_SOURCE EXCERPT:_
Naturally, a great question mark arises in your heart -- why? Why do you choose slavery when freedom is available? Why do you choose the cage when the doors are open, and the whole sky is yours?

The answer is not very far to find. The cage has security. It protects you from rain, from sun, from strong wind, from your enemies. It protects you from the vastness in which one can be lost. It gives you a shelter, it is your cozy home, and you don't have any responsibility of worrying about your food, of worrying

about the rainy season, of worrying about whether tomorrow you will be able to find nourishment or not.

Freedom brings tremendous responsibilities.

Slavery is a bargain: you give your freedom and somebody else starts being responsible for your life, for your protection, for your food, for your shelter, for everything that you need. All that you lose is your freedom, all that you lose are your wings, all that you lose is the starry sky. But that was your soul.

In a cage safe and secure, you are dead; you have chosen a life of no risk, no danger.

That's why you go on returning to your cage, although your deepest soul is restless in slavery; it would like to risk all and to have the freedom to go to the very end of the sky.

It longs to fly across the sun to faraway stars. That's why my hands become significant to you, my words become a beckoning. But you decide, finally, to be a hypocrite; that's what almost everybody in the whole world has decided.

You start singing songs of freedom in the cage. Although the doors are open and the sky is available, you settle for a life of hypocrisy -- to have all the coziness and the insurance and the security of the cage, and have all the joys of freedom in your song, in your poetry, in your painting, in your music. That's why you go on shouting, "Freedom, freedom!" You are simply deceiving yourself.

The new man will not be a hypocrite.

The old man was basically taught to be a hypocrite. The greater the hypocrite he was, the more honored, the more rewarded, the more respectable. He had settled with society:

"You respect me and I will be a slave, I will be at your disposal. You just go on giving Nobel prizes to me."

But you are not to be part of that old hypocrite world. I want you to come out of all security, all coziness, all shelter. Make the whole sky your home, be a wanderer, a pilgrim, know all the mysteries and all the secrets of life. And let not your life be a serious and miserable phenomenon. Let it be a joyous laughter, a

playfulness.

To me, authentic religiousness means a childlike innocence, playfulness, and a wholehearted capacity for laughter.

Then each moment becomes so precious that you will not sing the song of freedom, you will live it. You will not talk about truth, you will know it. You will not worship God, you will find him wherever life is -- all over existence.

_SUPPLIED DATA:_
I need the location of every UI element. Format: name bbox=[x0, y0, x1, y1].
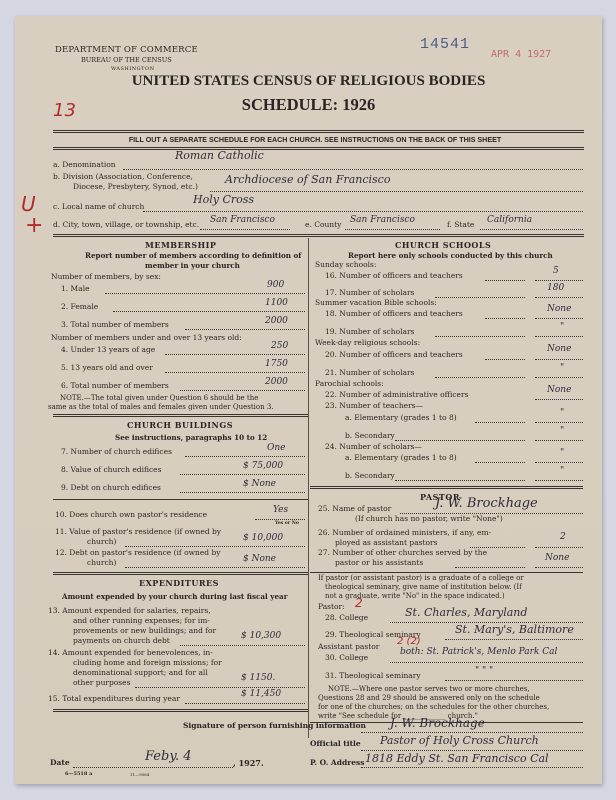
fill-line bbox=[535, 336, 583, 337]
by-age-label: Number of members under and over 13 year… bbox=[51, 333, 242, 342]
graduate-instruction: If pastor (or assistant pastor) is a gra… bbox=[318, 574, 524, 582]
q23b-label: b. Secondary bbox=[345, 431, 395, 440]
fill-line bbox=[480, 229, 583, 230]
fill-line bbox=[125, 567, 305, 568]
q22-field[interactable]: None bbox=[547, 385, 571, 395]
buildings-instruction: See instructions, paragraphs 10 to 12 bbox=[115, 433, 267, 442]
item13-label-2: and other running expenses; for im- bbox=[73, 616, 210, 625]
fill-line bbox=[180, 390, 305, 391]
instruction-banner: FILL OUT A SEPARATE SCHEDULE FOR EACH CH… bbox=[30, 135, 600, 144]
form-number: 6—5518 a bbox=[65, 771, 92, 777]
weekday-schools-label: Week-day religious schools: bbox=[315, 338, 420, 347]
form-title: UNITED STATES CENSUS OF RELIGIOUS BODIES bbox=[15, 73, 602, 90]
buildings-heading: CHURCH BUILDINGS bbox=[127, 420, 233, 430]
fill-line bbox=[395, 480, 525, 481]
bureau-city: WASHINGTON bbox=[111, 66, 154, 72]
schools-instruction: Report here only schools conducted by th… bbox=[348, 251, 553, 260]
q17-label: 17. Number of scholars bbox=[325, 288, 414, 297]
fill-line bbox=[105, 293, 305, 294]
fill-line bbox=[73, 767, 233, 768]
q21-label: 21. Number of scholars bbox=[325, 368, 414, 377]
q31-label: 31. Theological seminary bbox=[325, 671, 421, 680]
fill-line bbox=[535, 480, 583, 481]
address-label: P. O. Address bbox=[310, 758, 364, 767]
state-field[interactable]: California bbox=[487, 215, 532, 225]
over-13-field[interactable]: 1750 bbox=[265, 359, 288, 369]
membership-note: NOTE.—The total given under Question 6 s… bbox=[60, 394, 258, 402]
margin-mark-plus: + bbox=[25, 213, 43, 238]
membership-instruction: Report number of members according to de… bbox=[85, 251, 301, 260]
pastor-college-field[interactable]: St. Charles, Maryland bbox=[405, 606, 527, 619]
pastor-note-2: Questions 28 and 29 should be answered o… bbox=[318, 694, 540, 702]
fill-line bbox=[165, 354, 305, 355]
total-members-2-field[interactable]: 2000 bbox=[265, 377, 288, 387]
division-label-2: Diocese, Presbytery, Synod, etc.) bbox=[73, 182, 198, 191]
expenditures-heading: EXPENDITURES bbox=[139, 578, 219, 588]
pastor-seminary-field[interactable]: St. Mary's, Baltimore bbox=[455, 623, 574, 636]
residence-debt-field[interactable]: $ None bbox=[243, 554, 276, 564]
q25-hint: (If church has no pastor, write "None") bbox=[355, 514, 503, 523]
fill-line bbox=[445, 639, 583, 640]
fill-line bbox=[535, 462, 583, 463]
total-members-field[interactable]: 2000 bbox=[265, 316, 288, 326]
division-field[interactable]: Archdiocese of San Francisco bbox=[225, 173, 390, 186]
q19-label: 19. Number of scholars bbox=[325, 327, 414, 336]
pastor-name-field[interactable]: J. W. Brockhage bbox=[435, 496, 538, 511]
divider bbox=[53, 414, 308, 417]
q24-label: 24. Number of scholars— bbox=[325, 442, 422, 451]
divider bbox=[53, 147, 584, 150]
edifices-value-label: 8. Value of church edifices bbox=[61, 465, 161, 474]
received-date-stamp: APR 4 1927 bbox=[491, 49, 551, 60]
fill-line bbox=[445, 680, 583, 681]
fill-line bbox=[210, 191, 583, 192]
q24b-label: b. Secondary bbox=[345, 471, 395, 480]
item14-label: 14. Amount expended for benevolences, in… bbox=[48, 648, 213, 657]
divider bbox=[53, 709, 308, 712]
fill-line bbox=[180, 474, 305, 475]
q25-label: 25. Name of pastor bbox=[318, 504, 391, 513]
department-name: DEPARTMENT OF COMMERCE bbox=[55, 45, 198, 55]
fill-line bbox=[185, 329, 305, 330]
date-year: , 1927. bbox=[233, 758, 264, 768]
under-13-field[interactable]: 250 bbox=[271, 341, 288, 351]
divider bbox=[53, 234, 584, 237]
church-name-field[interactable]: Holy Cross bbox=[193, 193, 254, 206]
q22-label: 22. Number of administrative officers bbox=[325, 390, 468, 399]
denomination-label: a. Denomination bbox=[53, 160, 116, 169]
q23a-label: a. Elementary (grades 1 to 8) bbox=[345, 413, 457, 422]
residence-debt-label: 12. Debt on pastor's residence (if owned… bbox=[55, 548, 221, 557]
under-13-label: 4. Under 13 years of age bbox=[61, 345, 155, 354]
item14-label-2: cluding home and foreign missions; for bbox=[73, 658, 222, 667]
item13-label-4: payments on church debt bbox=[73, 636, 170, 645]
division-label: b. Division (Association, Conference, bbox=[53, 172, 193, 181]
sunday-schools-label: Sunday schools: bbox=[315, 260, 376, 269]
city-field[interactable]: San Francisco bbox=[210, 215, 275, 225]
date-label: Date bbox=[50, 758, 70, 767]
fill-line bbox=[535, 280, 583, 281]
q24a-field[interactable]: " bbox=[560, 448, 564, 458]
female-label: 2. Female bbox=[61, 302, 98, 311]
q28-label: 28. College bbox=[325, 613, 368, 622]
fill-line bbox=[485, 318, 525, 319]
county-field[interactable]: San Francisco bbox=[350, 215, 415, 225]
female-field[interactable]: 1100 bbox=[265, 298, 288, 308]
divider bbox=[310, 572, 583, 573]
fill-line bbox=[123, 169, 583, 170]
q23-label: 23. Number of teachers— bbox=[325, 401, 423, 410]
fill-line bbox=[475, 462, 525, 463]
column-divider bbox=[308, 238, 309, 738]
date-field[interactable]: Feby. 4 bbox=[145, 749, 191, 764]
assistant-red-mark: 2 (2) bbox=[397, 636, 421, 647]
assistant-pastor-label: Assistant pastor bbox=[318, 642, 379, 651]
fill-line bbox=[435, 377, 525, 378]
edifices-value-field[interactable]: $ 75,000 bbox=[243, 461, 283, 471]
divider bbox=[53, 499, 308, 500]
q24b-field[interactable]: " bbox=[560, 466, 564, 476]
fill-line bbox=[535, 422, 583, 423]
item15-field[interactable]: $ 11,450 bbox=[241, 689, 281, 699]
address-field[interactable]: 1818 Eddy St. San Francisco Cal bbox=[365, 752, 549, 765]
assistant-seminary-field[interactable]: " " " bbox=[475, 666, 493, 676]
item13-label: 13. Amount expended for salaries, repair… bbox=[48, 606, 211, 615]
fill-line bbox=[361, 732, 583, 733]
item14-label-4: other purposes bbox=[73, 678, 130, 687]
over-13-label: 5. 13 years old and over bbox=[61, 363, 153, 372]
pastor-note-3: for one of the churches; on the schedule… bbox=[318, 703, 549, 711]
q27-field[interactable]: None bbox=[545, 553, 569, 563]
bureau-name: BUREAU OF THE CENSUS bbox=[81, 56, 172, 64]
fill-line bbox=[345, 229, 440, 230]
pastor-education-label: Pastor: bbox=[318, 602, 345, 611]
q24a-label: a. Elementary (grades 1 to 8) bbox=[345, 453, 457, 462]
q26-field[interactable]: 2 bbox=[560, 532, 566, 542]
assistant-college-field[interactable]: both: St. Patrick's, Menlo Park Cal bbox=[400, 647, 557, 657]
graduate-instruction-2: theological seminary, give name of insti… bbox=[325, 583, 522, 591]
item14-label-3: denominational support; and for all bbox=[73, 668, 208, 677]
residence-value-label-2: church) bbox=[87, 537, 116, 546]
expenditures-instruction: Amount expended by your church during la… bbox=[62, 592, 287, 601]
fill-line bbox=[475, 422, 525, 423]
fill-line bbox=[185, 703, 305, 704]
county-label: e. County bbox=[305, 220, 341, 229]
fill-line bbox=[180, 492, 305, 493]
edifices-debt-field[interactable]: $ None bbox=[243, 479, 276, 489]
q16-label: 16. Number of officers and teachers bbox=[325, 271, 463, 280]
official-title-field[interactable]: Pastor of Holy Cross Church bbox=[380, 734, 539, 747]
residence-value-field[interactable]: $ 10,000 bbox=[243, 533, 283, 543]
q16-field[interactable]: 5 bbox=[553, 266, 559, 276]
serial-number: 14541 bbox=[420, 36, 470, 53]
divider bbox=[310, 486, 583, 489]
fill-line bbox=[535, 318, 583, 319]
q20-field[interactable]: None bbox=[547, 344, 571, 354]
pastor-red-mark: 2 bbox=[355, 596, 363, 610]
q26-label-2: ployed as assistant pastors bbox=[335, 538, 438, 547]
q18-field[interactable]: None bbox=[547, 304, 571, 314]
edifices-debt-label: 9. Debt on church edifices bbox=[61, 483, 161, 492]
divider bbox=[53, 130, 584, 133]
fill-line bbox=[435, 336, 525, 337]
item13-label-3: provements or new buildings; and for bbox=[73, 626, 216, 635]
schedule-title: SCHEDULE: 1926 bbox=[15, 95, 602, 115]
q27-label-2: pastor or his assistants bbox=[335, 558, 423, 567]
item14-field[interactable]: $ 1150. bbox=[241, 673, 275, 683]
fill-line bbox=[535, 547, 583, 548]
fill-line bbox=[200, 229, 290, 230]
membership-heading: MEMBERSHIP bbox=[145, 240, 216, 250]
fill-line bbox=[255, 519, 305, 520]
city-label: d. City, town, village, or township, etc… bbox=[53, 220, 199, 229]
signature-field[interactable]: J. W. Brockhage bbox=[390, 716, 485, 730]
summer-schools-label: Summer vacation Bible schools: bbox=[315, 298, 437, 307]
church-name-label: c. Local name of church bbox=[53, 202, 144, 211]
fill-line bbox=[435, 297, 525, 298]
residence-owned-label: 10. Does church own pastor's residence bbox=[55, 510, 207, 519]
fill-line bbox=[185, 456, 305, 457]
fill-line bbox=[535, 399, 583, 400]
census-form-sheet: DEPARTMENT OF COMMERCE BUREAU OF THE CEN… bbox=[15, 16, 602, 784]
fill-line bbox=[535, 359, 583, 360]
membership-note-2: same as the total of males and females g… bbox=[48, 403, 274, 411]
fill-line bbox=[361, 767, 583, 768]
item13-field[interactable]: $ 10,300 bbox=[241, 631, 281, 641]
fill-line bbox=[180, 645, 305, 646]
q30-label: 30. College bbox=[325, 653, 368, 662]
pastor-note: NOTE.—Where one pastor serves two or mor… bbox=[328, 685, 530, 693]
q23b-field[interactable]: " bbox=[560, 426, 564, 436]
schools-heading: CHURCH SCHOOLS bbox=[395, 240, 491, 250]
fill-line bbox=[535, 440, 583, 441]
fill-line bbox=[361, 750, 583, 751]
fill-line bbox=[143, 211, 583, 212]
edifices-count-field[interactable]: One bbox=[267, 443, 286, 453]
fill-line bbox=[535, 297, 583, 298]
by-sex-label: Number of members, by sex: bbox=[51, 272, 161, 281]
residence-owned-field[interactable]: Yes bbox=[273, 505, 288, 515]
fill-line bbox=[395, 440, 525, 441]
fill-line bbox=[535, 377, 583, 378]
fill-line bbox=[485, 359, 525, 360]
fill-line bbox=[165, 372, 305, 373]
q23a-field[interactable]: " bbox=[560, 408, 564, 418]
signature-label: Signature of person furnishing informati… bbox=[183, 721, 366, 730]
yes-no-hint: Yes or No bbox=[275, 521, 299, 526]
divider bbox=[53, 572, 308, 575]
fill-line bbox=[125, 546, 305, 547]
graduate-instruction-3: not a graduate, write "No" in the space … bbox=[325, 592, 505, 600]
male-field[interactable]: 900 bbox=[267, 280, 284, 290]
fill-line bbox=[390, 662, 583, 663]
q17-field[interactable]: 180 bbox=[547, 283, 564, 293]
official-title-label: Official title bbox=[310, 739, 361, 748]
print-number: 11—9084 bbox=[130, 772, 149, 777]
q26-label: 26. Number of ordained ministers, if any… bbox=[318, 528, 491, 537]
q21-field[interactable]: " bbox=[560, 363, 564, 373]
q20-label: 20. Number of officers and teachers bbox=[325, 350, 463, 359]
state-label: f. State bbox=[447, 220, 474, 229]
item15-label: 15. Total expenditures during year bbox=[48, 694, 180, 703]
residence-value-label: 11. Value of pastor's residence (if owne… bbox=[55, 527, 221, 536]
total-members-2-label: 6. Total number of members bbox=[61, 381, 169, 390]
q27-label: 27. Number of other churches served by t… bbox=[318, 548, 487, 557]
fill-line bbox=[455, 567, 525, 568]
denomination-field[interactable]: Roman Catholic bbox=[175, 149, 264, 162]
parochial-schools-label: Parochial schools: bbox=[315, 379, 384, 388]
fill-line bbox=[535, 567, 583, 568]
margin-mark-13: 13 bbox=[53, 100, 76, 121]
male-label: 1. Male bbox=[61, 284, 90, 293]
edifices-count-label: 7. Number of church edifices bbox=[61, 447, 172, 456]
q19-field[interactable]: " bbox=[560, 322, 564, 332]
total-members-label: 3. Total number of members bbox=[61, 320, 169, 329]
fill-line bbox=[113, 311, 305, 312]
membership-instruction-2: member in your church bbox=[145, 261, 240, 270]
fill-line bbox=[485, 280, 525, 281]
q18-label: 18. Number of officers and teachers bbox=[325, 309, 463, 318]
fill-line bbox=[135, 687, 305, 688]
residence-debt-label-2: church) bbox=[87, 558, 116, 567]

_WRITTEN EXERCISE 1:_ Copy the rows verbatim, starting at the row containing "fill-line bbox=[535, 336, 583, 337]" and ending with the row containing "buildings-heading: CHURCH BUILDINGS", both included.
_WRITTEN EXERCISE 2:_ Write the next part of the passage on freedom and the cage, continuing on from its final sentence.
The rows are unrelated to the passage on freedom and the cage.

_TASK OUTPUT 1:_
fill-line bbox=[535, 336, 583, 337]
by-age-label: Number of members under and over 13 year… bbox=[51, 333, 242, 342]
graduate-instruction: If pastor (or assistant pastor) is a gra… bbox=[318, 574, 524, 582]
q23b-label: b. Secondary bbox=[345, 431, 395, 440]
fill-line bbox=[480, 229, 583, 230]
fill-line bbox=[125, 567, 305, 568]
q22-field[interactable]: None bbox=[547, 385, 571, 395]
buildings-instruction: See instructions, paragraphs 10 to 12 bbox=[115, 433, 267, 442]
item13-label-2: and other running expenses; for im- bbox=[73, 616, 210, 625]
fill-line bbox=[180, 390, 305, 391]
instruction-banner: FILL OUT A SEPARATE SCHEDULE FOR EACH CH… bbox=[30, 135, 600, 144]
form-number: 6—5518 a bbox=[65, 771, 92, 777]
weekday-schools-label: Week-day religious schools: bbox=[315, 338, 420, 347]
form-title: UNITED STATES CENSUS OF RELIGIOUS BODIES bbox=[15, 73, 602, 90]
buildings-heading: CHURCH BUILDINGS bbox=[127, 420, 233, 430]

_TASK OUTPUT 2:_
Question 2 BELOVED OSHO,

THE CLOSER I GET TO YOU, THE MADDER I BECOME, AND I HAVE NOTICED

THIS PHENOMENON IN OTHER DISCIPLES. PLEASE COMMENT.

Prem Ramarshi, the question shows you are not yet mad enough because those who are mad never accept that they are mad. That is one of the absolutes: the madman never accepts that he is mad.

You can look in madhouses, you can ask as many madmen as possible, and you will be surprised that they are all shocked that people think that they are mad. No argument convinces them; on the contrary, they are ready to give every argument to prove that they are not mad.

It happened in the second world war, Winston Churchill had gone for a walk in the evening, tired of the whole day's work, and the tremendous responsibility and tension --

because Adolf Hitler was bombing exactly over London. He forgot in his thoughts that after six o'clock he had to go inside the house; an absolute curfew ordered that after six o'clock, nobody should come out of the house. As Churchill remembered it, he saw that it was six-fifteen. And it was not in India where, if you are the prime minister, no law applies to you; it was Britain where it makes no difference whether you are the prime minister or a nobody.

He rushed to the closest house because his own house was far away, it would take fifteen minutes... the streets were deserted, he could be caught, and that

would become a scandal

-- that even the prime minister does not follow the rules that he decides for everybody to follow.

He knocked on the door. A man opened the door, and he introduced himself saying, "I am Winston Churchill, prime minister of the country, and by chance I forgot to return home in time. Please give me shelter."

Before he could end his sentence, the man, a very strong man, pulled him in. Churchill said, "What are you doing?" The man said, "Shut up! We already have three more Winston Churchills in here."

It was a madhouse!

Winston Churchill said, "But I really AM Winston Churchill." The man said, "Forget all about it. They all say the same thing. Everybody is really Winston Churchill."

He said, "Let me phone my wife, or to the palace." The man said, "Forget all these things.

Just get into your cell so I can lock it. And don't make any nuisance in the night, because we are tired of these Winston Churchills. Those three are also continually saying, "We want to talk to Buckingham Palace; we want to inform parliament what kind of misbehavior is being done to the prime ministers."

He thought for a moment, and realized the situation -- that there is no way; he will have to wait till the morning, unless some officer or doctor, somebody more intelligent then this idiot, comes in.

But it was the same story. The jailer came, and he was an educated man. Winston Churchill very politely said to him, "Listen, I'm really Winston Churchill. I'm not joking.

And I have too much responsibility, the country is at war, I cannot remain here! I'm needed in my office; every moment is decisive.

The jailer laughed. He said, "Just rest. Three others are also continually harassing us that they are responsible for the whole country, that they are to save

the whole world."

Winston Churchill thought that now even the last hope.… The doctor came. He looked at Winston Churchill, and Winston Churchill said, "Do you recognize me? Have you seen my picture?"

The doctor said, "I have seen your picture, and that's why I'm wondering... that you look exactly like Winston Churchill."

Churchill said, "I don't look. I am."

The doctor said, "Forget all about that! Don't say that, because there are three more. They also look... and if you tell them that they look like Winston Churchill, they become very angry. They say, `We are! Don't insult your own prime minister.'"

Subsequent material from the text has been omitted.